> _What you will do_
From the entries below, gather each line containing the word "下含上不含".

> _Exercise materials_
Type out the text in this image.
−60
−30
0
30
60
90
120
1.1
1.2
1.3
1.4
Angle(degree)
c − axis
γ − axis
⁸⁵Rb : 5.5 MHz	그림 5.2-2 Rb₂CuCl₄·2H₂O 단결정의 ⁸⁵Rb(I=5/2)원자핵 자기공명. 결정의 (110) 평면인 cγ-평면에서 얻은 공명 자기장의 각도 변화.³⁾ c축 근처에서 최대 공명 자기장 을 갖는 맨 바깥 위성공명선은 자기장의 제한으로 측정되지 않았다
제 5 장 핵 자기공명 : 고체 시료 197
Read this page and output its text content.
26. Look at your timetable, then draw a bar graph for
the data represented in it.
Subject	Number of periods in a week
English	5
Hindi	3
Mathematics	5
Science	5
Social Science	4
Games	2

--

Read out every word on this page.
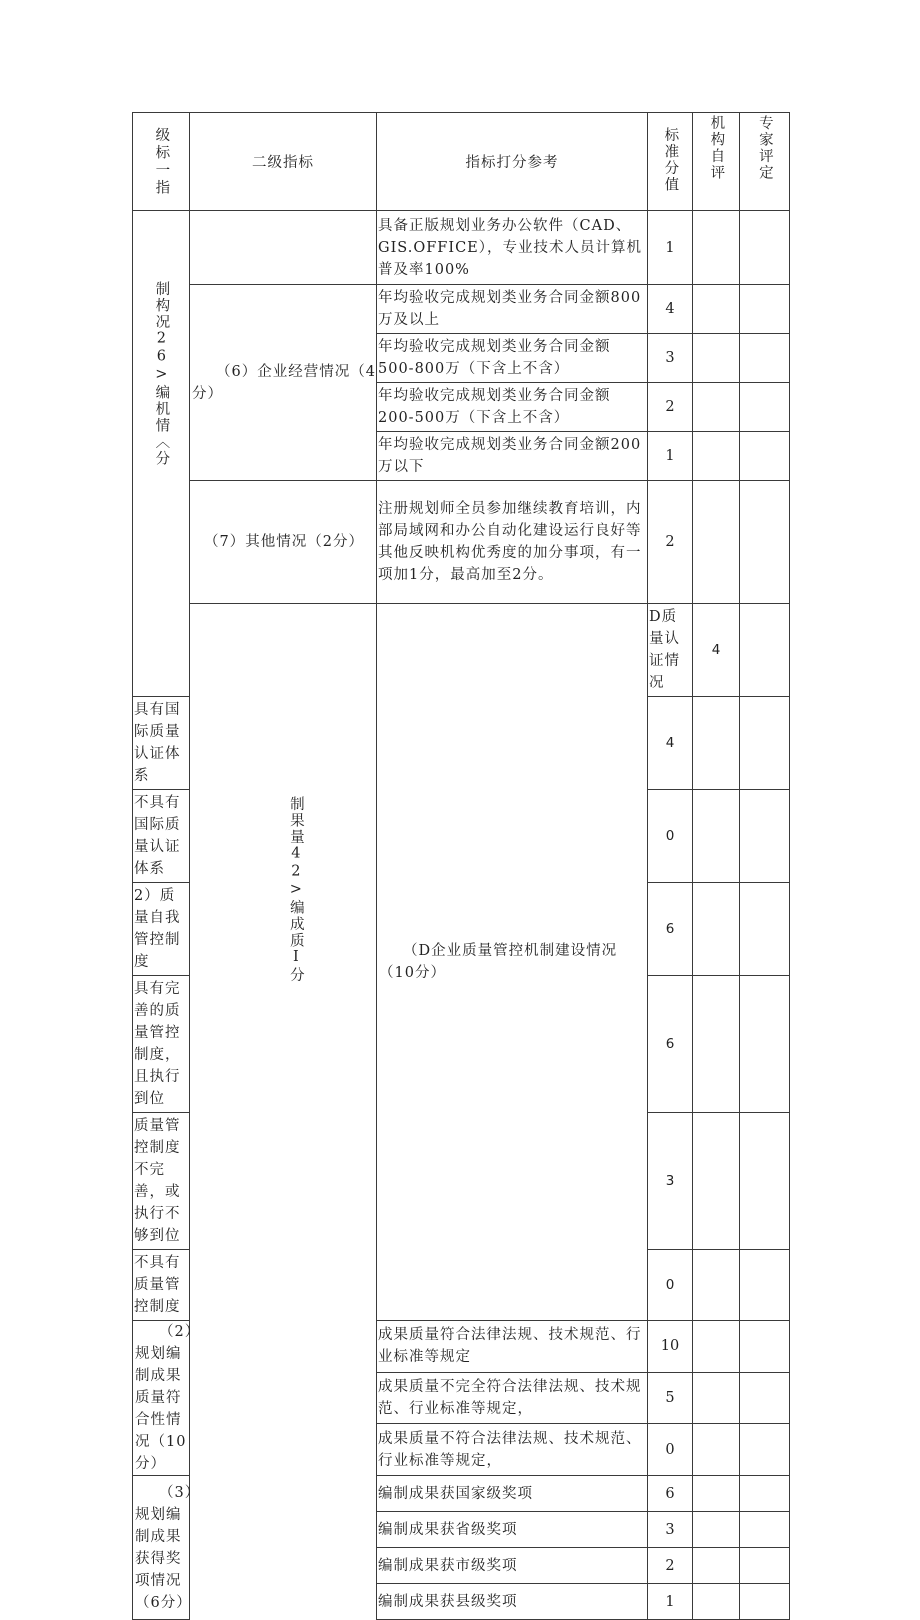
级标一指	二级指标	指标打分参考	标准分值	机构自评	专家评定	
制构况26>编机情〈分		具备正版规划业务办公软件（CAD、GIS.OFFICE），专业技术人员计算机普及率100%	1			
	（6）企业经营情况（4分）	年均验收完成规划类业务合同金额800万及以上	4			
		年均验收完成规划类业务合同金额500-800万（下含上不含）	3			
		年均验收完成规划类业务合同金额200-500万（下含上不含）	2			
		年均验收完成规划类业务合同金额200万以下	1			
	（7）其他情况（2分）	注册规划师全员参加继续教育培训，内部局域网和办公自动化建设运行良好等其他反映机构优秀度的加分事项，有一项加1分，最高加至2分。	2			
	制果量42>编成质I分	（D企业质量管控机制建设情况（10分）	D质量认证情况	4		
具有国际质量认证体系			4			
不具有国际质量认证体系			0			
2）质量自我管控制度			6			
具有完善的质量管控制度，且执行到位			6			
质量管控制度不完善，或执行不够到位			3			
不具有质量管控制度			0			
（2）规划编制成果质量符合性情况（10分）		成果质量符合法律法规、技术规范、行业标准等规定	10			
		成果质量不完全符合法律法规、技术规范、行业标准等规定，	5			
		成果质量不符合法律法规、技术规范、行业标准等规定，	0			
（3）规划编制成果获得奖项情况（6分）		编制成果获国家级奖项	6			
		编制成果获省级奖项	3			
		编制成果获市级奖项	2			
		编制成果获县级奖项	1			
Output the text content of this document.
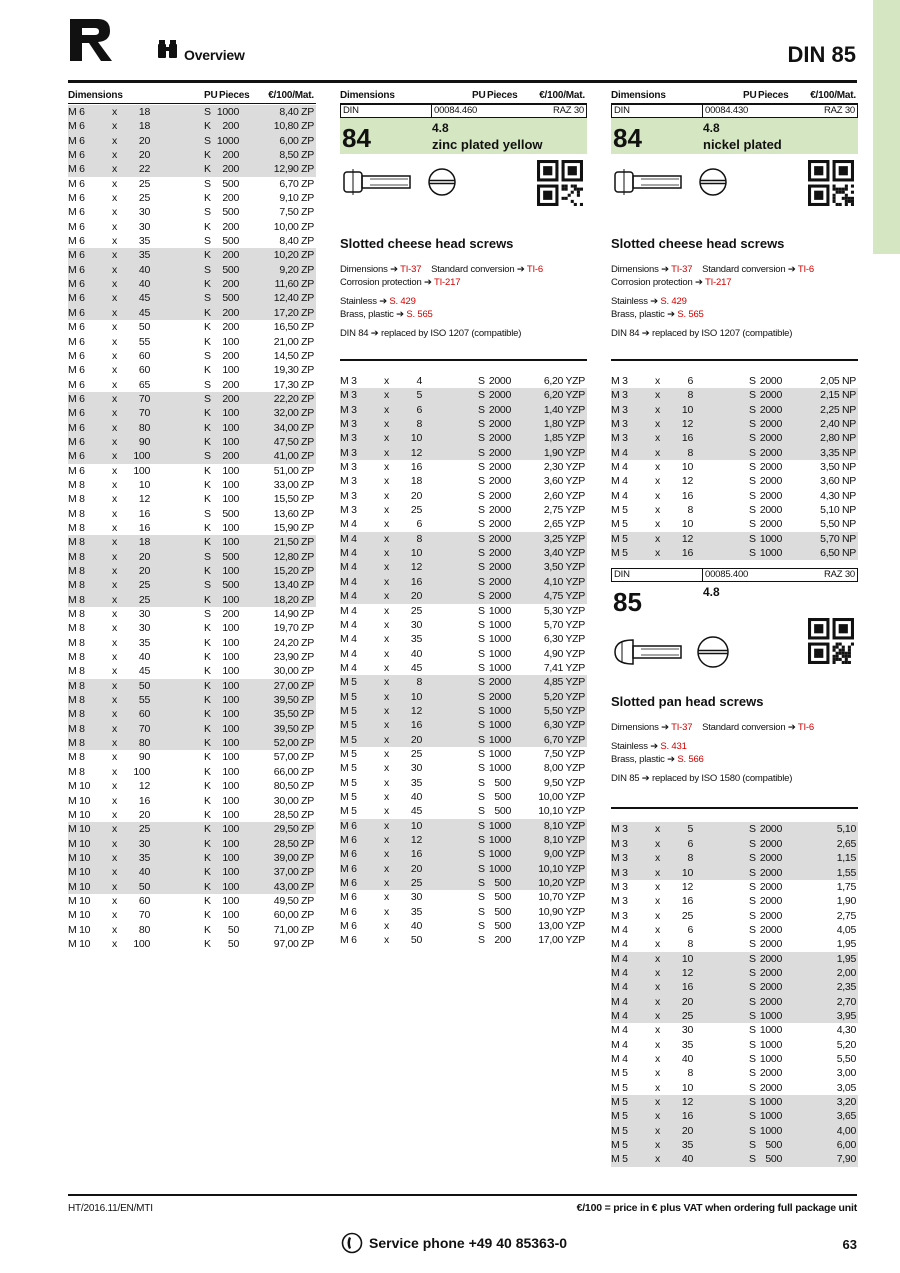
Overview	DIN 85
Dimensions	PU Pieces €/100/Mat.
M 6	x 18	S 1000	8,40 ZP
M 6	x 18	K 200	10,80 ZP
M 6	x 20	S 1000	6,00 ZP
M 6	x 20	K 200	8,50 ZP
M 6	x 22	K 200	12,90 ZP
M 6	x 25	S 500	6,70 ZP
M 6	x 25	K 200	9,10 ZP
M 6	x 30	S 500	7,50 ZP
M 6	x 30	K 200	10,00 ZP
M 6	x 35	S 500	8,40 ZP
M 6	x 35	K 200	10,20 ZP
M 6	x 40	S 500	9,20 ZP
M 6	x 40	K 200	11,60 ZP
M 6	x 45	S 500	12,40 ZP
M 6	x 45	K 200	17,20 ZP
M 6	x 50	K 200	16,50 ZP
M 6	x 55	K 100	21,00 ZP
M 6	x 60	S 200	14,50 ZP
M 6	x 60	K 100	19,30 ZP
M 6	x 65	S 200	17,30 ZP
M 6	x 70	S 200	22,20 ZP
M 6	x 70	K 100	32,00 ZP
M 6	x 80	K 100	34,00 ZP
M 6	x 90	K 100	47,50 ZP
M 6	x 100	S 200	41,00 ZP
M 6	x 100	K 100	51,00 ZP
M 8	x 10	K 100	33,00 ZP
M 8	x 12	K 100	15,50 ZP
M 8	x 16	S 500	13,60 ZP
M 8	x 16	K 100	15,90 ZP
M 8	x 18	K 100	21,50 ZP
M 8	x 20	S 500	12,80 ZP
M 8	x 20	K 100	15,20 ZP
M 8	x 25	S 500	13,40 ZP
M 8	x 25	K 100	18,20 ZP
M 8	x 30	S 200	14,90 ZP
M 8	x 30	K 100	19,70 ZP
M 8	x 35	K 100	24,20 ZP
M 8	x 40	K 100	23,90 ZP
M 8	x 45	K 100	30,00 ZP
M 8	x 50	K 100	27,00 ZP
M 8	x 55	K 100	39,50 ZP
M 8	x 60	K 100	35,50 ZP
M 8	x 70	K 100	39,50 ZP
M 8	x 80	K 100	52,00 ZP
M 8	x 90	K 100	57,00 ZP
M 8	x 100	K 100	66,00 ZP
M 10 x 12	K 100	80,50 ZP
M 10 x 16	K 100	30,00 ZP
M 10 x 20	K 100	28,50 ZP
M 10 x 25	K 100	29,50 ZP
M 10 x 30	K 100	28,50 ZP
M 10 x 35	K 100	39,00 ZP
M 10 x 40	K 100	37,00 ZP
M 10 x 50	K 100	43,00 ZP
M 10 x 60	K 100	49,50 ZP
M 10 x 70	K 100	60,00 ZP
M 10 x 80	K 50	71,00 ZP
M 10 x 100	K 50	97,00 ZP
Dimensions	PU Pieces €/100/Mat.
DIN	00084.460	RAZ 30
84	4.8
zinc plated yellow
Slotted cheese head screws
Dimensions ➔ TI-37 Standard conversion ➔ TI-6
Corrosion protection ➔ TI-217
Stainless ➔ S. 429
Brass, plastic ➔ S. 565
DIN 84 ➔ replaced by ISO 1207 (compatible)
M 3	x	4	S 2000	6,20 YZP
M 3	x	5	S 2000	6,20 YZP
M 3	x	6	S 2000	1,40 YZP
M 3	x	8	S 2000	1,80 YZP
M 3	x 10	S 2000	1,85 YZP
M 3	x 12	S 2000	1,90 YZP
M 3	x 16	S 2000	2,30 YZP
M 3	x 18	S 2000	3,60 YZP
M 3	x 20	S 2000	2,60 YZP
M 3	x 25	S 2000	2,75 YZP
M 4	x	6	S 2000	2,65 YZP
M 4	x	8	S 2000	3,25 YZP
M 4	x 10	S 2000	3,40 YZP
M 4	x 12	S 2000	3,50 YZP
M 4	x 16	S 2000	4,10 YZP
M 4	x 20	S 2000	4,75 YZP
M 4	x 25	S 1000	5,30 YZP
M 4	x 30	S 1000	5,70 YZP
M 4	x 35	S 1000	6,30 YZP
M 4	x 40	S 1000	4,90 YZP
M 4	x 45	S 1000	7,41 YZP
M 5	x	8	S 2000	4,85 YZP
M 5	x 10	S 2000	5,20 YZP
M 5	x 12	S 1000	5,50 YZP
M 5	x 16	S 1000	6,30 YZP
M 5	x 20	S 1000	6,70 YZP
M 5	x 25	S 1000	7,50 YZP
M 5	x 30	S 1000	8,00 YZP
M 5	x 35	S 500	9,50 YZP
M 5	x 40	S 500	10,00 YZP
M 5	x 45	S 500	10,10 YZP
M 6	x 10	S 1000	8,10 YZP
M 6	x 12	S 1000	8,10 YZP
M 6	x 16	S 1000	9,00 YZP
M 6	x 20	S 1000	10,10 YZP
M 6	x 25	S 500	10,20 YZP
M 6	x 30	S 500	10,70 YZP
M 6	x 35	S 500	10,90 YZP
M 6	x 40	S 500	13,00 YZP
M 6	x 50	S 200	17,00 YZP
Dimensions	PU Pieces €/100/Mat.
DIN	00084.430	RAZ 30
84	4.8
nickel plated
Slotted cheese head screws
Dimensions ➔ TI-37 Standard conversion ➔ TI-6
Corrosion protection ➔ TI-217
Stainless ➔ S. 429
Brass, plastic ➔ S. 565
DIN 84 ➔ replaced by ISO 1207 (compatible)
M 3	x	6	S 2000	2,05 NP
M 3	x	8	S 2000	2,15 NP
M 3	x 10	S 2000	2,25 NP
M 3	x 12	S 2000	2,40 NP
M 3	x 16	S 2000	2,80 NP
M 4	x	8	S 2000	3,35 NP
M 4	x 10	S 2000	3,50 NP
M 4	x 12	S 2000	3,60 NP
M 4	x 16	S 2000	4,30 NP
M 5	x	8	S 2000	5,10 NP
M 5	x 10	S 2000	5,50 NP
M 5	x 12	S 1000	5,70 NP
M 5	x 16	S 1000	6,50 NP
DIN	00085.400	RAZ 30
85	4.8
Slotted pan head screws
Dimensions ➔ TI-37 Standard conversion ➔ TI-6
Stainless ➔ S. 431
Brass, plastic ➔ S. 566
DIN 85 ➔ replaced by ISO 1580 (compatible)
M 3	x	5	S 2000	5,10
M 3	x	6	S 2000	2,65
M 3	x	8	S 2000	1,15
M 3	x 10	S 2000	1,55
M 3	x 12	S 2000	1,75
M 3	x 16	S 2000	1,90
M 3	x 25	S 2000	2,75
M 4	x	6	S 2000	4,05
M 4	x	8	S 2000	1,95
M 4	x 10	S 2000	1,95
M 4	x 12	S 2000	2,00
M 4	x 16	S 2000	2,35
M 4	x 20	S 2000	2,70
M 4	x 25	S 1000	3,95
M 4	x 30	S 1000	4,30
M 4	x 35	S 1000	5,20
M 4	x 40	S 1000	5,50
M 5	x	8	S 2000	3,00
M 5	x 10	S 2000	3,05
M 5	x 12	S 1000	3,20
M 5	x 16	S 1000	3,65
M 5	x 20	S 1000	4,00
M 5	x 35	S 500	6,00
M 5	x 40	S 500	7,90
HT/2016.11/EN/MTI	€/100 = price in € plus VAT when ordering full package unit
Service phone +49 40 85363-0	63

> _Result of this task_
		年均验收完成规划类业务合同金额500-800万（下含上不含）	3			
		年均验收完成规划类业务合同金额200-500万（下含上不含）	2			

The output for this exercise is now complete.